* [REQUIREMENTS] Convert the records starting at the line containing "table: budget summary: 900: [263, 308, 271, 313]" and ending at the line containing "month header: [182, 143, 283, 159]" into a Markdown table with the columns Entry and Text, placing a row number under Entry and each line under Text, and leave out any blank lines.

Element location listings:
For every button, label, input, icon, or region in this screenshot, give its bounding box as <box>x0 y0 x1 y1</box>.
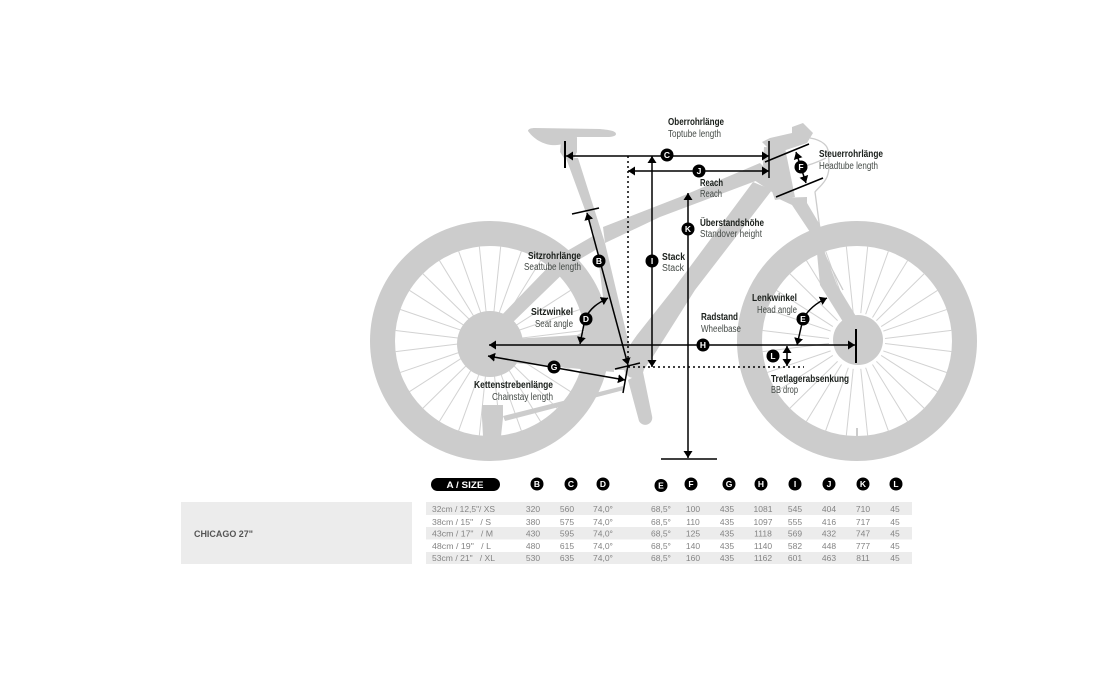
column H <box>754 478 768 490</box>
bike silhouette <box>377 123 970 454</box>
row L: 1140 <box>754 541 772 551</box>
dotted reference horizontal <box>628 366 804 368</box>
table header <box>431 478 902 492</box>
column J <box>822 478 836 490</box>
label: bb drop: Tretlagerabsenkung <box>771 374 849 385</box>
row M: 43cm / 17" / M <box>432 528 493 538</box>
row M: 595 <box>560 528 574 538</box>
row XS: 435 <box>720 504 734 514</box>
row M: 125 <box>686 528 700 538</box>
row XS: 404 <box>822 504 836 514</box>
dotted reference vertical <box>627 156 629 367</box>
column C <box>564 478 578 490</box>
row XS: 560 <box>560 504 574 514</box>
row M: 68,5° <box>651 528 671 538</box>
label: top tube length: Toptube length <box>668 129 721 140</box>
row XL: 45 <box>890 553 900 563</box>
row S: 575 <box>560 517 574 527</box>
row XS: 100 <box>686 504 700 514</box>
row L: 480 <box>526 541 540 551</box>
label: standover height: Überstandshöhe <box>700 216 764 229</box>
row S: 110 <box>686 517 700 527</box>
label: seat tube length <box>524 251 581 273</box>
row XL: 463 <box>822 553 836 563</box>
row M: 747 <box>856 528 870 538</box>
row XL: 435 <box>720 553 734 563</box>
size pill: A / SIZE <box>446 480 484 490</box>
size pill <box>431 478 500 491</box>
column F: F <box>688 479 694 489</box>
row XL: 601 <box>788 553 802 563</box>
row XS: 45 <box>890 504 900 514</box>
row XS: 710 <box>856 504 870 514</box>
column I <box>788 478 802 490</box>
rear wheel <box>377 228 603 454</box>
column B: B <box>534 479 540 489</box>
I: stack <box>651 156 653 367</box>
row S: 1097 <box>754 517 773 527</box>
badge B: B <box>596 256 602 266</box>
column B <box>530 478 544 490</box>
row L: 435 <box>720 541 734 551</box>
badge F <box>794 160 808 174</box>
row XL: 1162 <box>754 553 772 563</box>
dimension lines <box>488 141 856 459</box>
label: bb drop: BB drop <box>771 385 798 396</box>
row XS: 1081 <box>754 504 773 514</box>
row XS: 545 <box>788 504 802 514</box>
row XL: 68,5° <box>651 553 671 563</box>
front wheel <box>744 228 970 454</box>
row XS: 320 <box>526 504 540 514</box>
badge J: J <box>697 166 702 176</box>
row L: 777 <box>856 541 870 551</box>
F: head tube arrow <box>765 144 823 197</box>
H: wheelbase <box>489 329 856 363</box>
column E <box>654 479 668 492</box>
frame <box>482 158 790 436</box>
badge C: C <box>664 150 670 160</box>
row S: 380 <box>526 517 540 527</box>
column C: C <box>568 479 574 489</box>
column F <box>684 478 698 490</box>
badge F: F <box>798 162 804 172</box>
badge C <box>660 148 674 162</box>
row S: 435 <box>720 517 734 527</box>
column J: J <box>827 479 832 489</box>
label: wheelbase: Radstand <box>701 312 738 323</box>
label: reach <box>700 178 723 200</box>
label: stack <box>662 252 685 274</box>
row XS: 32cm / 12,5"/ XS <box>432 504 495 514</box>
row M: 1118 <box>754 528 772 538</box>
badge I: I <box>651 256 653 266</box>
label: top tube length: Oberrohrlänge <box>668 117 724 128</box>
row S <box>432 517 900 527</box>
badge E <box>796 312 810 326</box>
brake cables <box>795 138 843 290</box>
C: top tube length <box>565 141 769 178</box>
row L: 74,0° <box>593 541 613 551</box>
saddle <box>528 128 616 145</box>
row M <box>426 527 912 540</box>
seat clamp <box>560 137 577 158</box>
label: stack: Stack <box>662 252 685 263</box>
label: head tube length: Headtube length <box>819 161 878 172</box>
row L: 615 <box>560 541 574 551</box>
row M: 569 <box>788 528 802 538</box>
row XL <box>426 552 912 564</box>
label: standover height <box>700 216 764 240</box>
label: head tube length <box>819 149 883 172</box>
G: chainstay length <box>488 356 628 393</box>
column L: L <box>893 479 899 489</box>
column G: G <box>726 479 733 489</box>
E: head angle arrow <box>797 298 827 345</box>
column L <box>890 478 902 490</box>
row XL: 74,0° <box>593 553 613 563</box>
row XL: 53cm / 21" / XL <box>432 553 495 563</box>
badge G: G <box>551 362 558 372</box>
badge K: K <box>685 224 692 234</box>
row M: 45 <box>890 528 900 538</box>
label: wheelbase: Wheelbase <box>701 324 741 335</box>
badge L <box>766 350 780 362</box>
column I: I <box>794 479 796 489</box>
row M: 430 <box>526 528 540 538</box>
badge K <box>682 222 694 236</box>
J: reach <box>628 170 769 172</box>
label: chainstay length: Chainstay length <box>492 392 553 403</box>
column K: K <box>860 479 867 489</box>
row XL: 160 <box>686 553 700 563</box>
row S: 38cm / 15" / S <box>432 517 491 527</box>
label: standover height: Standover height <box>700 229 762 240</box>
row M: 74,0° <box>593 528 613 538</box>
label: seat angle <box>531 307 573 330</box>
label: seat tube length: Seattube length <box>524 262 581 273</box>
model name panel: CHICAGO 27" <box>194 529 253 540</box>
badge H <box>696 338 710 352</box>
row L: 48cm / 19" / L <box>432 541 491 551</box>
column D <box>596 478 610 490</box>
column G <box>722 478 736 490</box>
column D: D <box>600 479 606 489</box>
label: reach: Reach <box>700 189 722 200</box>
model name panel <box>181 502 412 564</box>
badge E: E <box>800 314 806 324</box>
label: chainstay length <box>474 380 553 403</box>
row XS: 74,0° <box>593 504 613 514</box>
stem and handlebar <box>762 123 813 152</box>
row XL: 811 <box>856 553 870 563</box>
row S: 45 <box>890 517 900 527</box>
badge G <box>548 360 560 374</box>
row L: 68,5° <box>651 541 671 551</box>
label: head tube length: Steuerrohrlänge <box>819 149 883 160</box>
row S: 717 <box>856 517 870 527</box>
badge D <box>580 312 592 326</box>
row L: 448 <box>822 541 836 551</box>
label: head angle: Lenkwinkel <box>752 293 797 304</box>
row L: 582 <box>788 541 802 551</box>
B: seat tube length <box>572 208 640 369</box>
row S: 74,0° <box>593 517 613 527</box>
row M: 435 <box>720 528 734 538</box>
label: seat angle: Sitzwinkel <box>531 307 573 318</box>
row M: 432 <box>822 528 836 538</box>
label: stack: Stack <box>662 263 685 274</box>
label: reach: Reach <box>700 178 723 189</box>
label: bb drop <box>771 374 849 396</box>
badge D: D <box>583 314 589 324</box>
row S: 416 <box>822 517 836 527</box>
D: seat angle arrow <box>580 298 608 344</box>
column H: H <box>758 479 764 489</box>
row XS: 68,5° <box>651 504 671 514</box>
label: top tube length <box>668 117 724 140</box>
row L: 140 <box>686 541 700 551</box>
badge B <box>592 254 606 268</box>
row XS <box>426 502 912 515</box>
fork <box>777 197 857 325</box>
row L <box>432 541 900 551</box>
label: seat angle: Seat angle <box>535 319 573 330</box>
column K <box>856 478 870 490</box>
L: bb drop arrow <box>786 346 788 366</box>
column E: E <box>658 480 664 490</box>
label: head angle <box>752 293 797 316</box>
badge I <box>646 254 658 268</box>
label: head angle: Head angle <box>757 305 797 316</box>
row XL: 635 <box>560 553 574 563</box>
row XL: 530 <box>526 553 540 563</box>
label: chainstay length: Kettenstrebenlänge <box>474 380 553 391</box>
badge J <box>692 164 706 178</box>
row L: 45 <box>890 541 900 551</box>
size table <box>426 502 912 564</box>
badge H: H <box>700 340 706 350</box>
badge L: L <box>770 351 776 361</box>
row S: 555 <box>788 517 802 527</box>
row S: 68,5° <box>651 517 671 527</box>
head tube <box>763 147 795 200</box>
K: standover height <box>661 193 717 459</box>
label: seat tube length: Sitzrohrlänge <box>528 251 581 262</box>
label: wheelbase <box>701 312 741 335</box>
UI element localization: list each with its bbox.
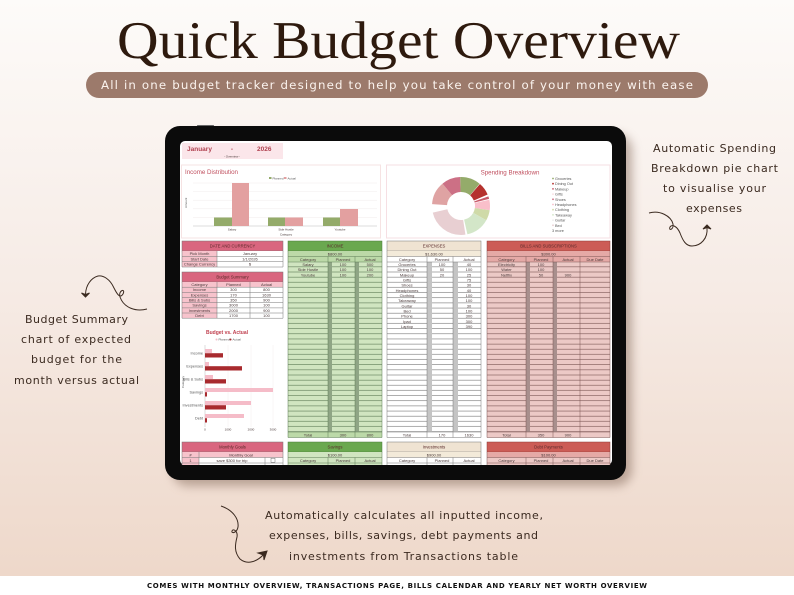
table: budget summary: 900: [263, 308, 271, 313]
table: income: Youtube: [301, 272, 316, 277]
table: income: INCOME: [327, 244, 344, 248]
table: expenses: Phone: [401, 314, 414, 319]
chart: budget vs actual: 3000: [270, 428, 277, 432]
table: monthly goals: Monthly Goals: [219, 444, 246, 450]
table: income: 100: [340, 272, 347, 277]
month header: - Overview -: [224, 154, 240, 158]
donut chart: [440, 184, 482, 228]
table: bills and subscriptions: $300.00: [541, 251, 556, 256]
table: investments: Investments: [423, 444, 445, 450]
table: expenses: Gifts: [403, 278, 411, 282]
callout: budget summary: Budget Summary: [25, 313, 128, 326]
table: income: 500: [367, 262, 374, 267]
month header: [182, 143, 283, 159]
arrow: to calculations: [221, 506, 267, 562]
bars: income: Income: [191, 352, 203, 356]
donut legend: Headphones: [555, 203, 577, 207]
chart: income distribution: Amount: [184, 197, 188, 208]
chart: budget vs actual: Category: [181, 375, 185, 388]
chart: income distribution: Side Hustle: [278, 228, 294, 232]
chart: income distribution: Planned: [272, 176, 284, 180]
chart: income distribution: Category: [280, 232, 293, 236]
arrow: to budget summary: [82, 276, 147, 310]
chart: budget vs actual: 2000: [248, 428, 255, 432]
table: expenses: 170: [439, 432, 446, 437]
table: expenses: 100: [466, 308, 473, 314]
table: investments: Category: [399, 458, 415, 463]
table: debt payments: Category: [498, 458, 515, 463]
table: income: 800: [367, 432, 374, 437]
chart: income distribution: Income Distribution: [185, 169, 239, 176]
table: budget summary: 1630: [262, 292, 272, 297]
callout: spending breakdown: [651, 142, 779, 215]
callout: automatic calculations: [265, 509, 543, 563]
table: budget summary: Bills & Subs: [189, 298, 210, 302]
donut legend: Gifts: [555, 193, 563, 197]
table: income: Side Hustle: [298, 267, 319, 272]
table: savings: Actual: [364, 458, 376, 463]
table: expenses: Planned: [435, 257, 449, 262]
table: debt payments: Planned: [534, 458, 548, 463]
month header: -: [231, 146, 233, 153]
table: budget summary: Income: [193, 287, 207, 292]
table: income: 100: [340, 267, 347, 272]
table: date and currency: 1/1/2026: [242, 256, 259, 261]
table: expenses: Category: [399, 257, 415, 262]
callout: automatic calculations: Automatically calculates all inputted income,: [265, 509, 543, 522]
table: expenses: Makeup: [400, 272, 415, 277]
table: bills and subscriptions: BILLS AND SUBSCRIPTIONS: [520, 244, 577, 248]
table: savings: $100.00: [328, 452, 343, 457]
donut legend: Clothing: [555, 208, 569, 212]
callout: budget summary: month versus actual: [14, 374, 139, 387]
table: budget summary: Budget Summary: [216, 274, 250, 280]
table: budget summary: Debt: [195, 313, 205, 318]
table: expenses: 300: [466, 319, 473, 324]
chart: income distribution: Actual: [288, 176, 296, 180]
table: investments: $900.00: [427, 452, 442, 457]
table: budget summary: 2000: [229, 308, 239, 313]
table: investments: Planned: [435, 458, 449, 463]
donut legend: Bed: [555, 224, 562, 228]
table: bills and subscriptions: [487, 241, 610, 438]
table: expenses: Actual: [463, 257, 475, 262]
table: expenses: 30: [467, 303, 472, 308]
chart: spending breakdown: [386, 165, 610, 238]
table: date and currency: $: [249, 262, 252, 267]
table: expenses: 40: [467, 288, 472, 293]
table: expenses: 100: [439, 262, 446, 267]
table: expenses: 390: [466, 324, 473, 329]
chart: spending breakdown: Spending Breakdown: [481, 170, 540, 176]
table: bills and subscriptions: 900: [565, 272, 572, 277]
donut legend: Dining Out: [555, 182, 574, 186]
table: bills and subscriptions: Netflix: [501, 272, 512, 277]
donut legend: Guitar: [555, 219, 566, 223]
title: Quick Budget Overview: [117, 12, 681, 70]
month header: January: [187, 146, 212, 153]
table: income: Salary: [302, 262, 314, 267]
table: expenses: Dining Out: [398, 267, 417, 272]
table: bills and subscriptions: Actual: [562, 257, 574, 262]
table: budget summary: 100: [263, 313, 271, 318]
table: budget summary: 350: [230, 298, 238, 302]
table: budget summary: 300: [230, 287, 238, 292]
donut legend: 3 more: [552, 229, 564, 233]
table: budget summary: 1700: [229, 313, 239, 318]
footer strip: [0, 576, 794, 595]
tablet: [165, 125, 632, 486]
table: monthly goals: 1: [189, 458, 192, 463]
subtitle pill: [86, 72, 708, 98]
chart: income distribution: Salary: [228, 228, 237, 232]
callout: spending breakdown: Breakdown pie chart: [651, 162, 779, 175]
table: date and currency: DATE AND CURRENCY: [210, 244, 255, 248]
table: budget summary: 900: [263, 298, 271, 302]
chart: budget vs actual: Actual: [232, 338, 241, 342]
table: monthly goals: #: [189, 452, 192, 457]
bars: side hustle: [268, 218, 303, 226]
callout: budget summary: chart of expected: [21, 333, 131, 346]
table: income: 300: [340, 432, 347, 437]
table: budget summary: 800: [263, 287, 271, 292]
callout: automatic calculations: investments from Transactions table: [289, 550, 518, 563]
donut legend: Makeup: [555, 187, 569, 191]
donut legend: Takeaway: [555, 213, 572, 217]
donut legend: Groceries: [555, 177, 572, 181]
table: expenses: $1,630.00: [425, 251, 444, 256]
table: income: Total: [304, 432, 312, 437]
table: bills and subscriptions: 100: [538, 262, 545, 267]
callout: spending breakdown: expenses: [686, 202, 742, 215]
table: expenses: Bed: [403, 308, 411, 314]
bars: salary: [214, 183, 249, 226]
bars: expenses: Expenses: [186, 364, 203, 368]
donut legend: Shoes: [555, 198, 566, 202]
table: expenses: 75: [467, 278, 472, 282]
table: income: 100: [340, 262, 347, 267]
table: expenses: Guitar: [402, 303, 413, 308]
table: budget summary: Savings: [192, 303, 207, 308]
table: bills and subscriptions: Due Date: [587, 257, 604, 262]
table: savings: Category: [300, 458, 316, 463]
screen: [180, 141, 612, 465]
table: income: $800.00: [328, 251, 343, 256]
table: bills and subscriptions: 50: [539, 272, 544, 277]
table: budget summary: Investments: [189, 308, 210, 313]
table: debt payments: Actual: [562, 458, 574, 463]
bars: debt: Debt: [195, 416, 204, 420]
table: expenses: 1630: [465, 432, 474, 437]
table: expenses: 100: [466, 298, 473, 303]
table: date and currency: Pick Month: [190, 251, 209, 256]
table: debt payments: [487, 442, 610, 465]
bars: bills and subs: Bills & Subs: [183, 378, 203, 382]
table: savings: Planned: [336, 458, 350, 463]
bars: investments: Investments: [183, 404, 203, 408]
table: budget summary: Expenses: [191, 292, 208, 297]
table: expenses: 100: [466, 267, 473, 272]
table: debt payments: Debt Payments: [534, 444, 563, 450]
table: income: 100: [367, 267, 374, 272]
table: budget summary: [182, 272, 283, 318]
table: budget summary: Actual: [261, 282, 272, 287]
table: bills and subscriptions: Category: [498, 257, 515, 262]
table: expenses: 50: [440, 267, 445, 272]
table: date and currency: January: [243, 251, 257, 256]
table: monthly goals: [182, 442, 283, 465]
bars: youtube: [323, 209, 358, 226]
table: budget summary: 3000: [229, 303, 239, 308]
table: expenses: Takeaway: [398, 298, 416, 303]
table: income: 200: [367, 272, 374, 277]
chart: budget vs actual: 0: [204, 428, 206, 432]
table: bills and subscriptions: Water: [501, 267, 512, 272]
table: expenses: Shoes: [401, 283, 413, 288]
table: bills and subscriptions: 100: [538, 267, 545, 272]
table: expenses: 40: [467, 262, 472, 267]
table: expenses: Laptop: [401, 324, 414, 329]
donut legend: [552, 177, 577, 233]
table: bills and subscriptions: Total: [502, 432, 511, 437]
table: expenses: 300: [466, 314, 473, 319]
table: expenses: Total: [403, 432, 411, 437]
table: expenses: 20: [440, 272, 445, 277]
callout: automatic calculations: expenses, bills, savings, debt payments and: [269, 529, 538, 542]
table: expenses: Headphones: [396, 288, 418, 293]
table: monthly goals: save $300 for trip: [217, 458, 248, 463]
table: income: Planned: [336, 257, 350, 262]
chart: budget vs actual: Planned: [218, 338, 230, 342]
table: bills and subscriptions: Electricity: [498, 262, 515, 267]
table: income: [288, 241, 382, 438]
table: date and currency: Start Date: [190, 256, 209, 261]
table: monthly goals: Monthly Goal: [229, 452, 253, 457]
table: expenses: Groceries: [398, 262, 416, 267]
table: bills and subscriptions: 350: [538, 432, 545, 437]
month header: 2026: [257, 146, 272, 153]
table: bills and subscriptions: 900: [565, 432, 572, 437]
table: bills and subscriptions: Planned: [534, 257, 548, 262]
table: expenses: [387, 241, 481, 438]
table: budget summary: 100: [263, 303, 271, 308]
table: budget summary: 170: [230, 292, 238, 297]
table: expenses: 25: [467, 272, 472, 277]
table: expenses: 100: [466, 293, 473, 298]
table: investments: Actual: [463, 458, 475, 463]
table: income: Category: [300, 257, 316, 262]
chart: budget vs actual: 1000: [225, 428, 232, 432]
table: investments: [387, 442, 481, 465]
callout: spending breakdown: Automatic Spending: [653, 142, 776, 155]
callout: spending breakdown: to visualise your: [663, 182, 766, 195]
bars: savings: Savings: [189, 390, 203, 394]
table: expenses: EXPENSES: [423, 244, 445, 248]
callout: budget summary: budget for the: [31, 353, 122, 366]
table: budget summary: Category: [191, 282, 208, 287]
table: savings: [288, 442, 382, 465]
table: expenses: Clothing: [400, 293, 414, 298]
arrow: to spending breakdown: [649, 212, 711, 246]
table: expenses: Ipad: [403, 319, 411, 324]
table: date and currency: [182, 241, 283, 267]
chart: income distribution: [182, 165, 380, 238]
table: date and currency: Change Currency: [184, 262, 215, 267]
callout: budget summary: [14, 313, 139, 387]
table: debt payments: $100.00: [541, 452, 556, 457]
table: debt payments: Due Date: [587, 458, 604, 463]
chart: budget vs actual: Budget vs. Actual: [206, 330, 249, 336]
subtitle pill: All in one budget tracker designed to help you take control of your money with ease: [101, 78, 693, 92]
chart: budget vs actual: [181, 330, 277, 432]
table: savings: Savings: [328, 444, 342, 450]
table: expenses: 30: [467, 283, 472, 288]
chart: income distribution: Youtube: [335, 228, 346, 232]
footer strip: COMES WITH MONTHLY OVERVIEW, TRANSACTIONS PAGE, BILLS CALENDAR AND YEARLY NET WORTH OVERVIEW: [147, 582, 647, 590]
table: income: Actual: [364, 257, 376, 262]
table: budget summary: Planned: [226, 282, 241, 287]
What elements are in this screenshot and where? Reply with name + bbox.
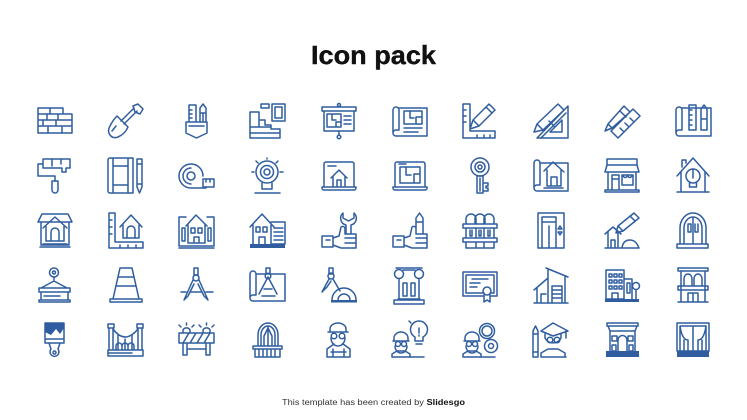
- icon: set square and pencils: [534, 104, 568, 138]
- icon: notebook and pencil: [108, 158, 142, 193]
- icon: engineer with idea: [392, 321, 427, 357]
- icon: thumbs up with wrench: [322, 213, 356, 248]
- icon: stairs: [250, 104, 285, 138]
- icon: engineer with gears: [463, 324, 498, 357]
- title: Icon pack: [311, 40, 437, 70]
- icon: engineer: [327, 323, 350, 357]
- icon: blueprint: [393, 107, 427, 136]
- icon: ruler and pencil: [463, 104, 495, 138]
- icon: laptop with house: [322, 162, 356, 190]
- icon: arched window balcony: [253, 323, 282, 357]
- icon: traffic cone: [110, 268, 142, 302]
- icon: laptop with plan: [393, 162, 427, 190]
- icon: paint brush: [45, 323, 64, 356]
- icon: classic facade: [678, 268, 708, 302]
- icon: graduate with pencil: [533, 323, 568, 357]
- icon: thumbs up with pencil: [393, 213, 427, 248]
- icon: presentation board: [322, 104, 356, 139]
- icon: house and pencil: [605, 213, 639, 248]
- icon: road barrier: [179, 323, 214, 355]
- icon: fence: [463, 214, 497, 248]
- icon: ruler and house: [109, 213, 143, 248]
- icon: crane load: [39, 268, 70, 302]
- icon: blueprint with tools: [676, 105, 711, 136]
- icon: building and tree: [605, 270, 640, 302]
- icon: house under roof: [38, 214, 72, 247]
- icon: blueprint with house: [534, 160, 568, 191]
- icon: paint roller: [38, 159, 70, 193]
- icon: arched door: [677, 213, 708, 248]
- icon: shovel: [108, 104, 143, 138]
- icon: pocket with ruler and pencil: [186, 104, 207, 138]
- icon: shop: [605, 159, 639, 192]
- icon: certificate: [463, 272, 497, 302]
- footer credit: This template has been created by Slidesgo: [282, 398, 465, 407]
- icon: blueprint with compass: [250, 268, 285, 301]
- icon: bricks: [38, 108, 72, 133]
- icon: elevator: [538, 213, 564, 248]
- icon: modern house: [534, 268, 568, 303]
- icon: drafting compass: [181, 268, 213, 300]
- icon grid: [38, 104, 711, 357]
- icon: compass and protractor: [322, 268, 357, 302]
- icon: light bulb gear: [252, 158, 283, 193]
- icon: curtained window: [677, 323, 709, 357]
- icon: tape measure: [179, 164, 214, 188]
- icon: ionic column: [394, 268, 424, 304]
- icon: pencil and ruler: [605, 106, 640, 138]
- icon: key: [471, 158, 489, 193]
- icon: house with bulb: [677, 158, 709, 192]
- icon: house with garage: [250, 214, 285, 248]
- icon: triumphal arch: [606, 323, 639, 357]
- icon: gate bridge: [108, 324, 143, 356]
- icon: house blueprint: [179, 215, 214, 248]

* [ANSWER TO THIS EXERCISE]
| Entry | Text |
|---|---|
| 1 | table: budget summary: 900: [263, 308, 271, 313] |
| 2 | table: income: Youtube: [301, 272, 316, 277] |
| 3 | table: income: INCOME: [327, 244, 344, 248] |
| 4 | table: expenses: Phone: [401, 314, 414, 319] |
| 5 | chart: budget vs actual: 3000: [270, 428, 277, 432] |
| 6 | table: monthly goals: Monthly Goals: [219, 444, 246, 450] |
| 7 | table: income: 100: [340, 272, 347, 277] |
| 8 | month header: - Overview -: [224, 154, 240, 158] |
| 9 | donut chart: [440, 184, 482, 228] |
| 10 | table: bills and subscriptions: $300.00: [541, 251, 556, 256] |
| 11 | table: investments: Investments: [423, 444, 445, 450] |
| 12 | table: expenses: Gifts: [403, 278, 411, 282] |
| 13 | callout: budget summary: Budget Summary: [25, 313, 128, 326] |
| 14 | table: income: 500: [367, 262, 374, 267] |
| 15 | month header: [182, 143, 283, 159] |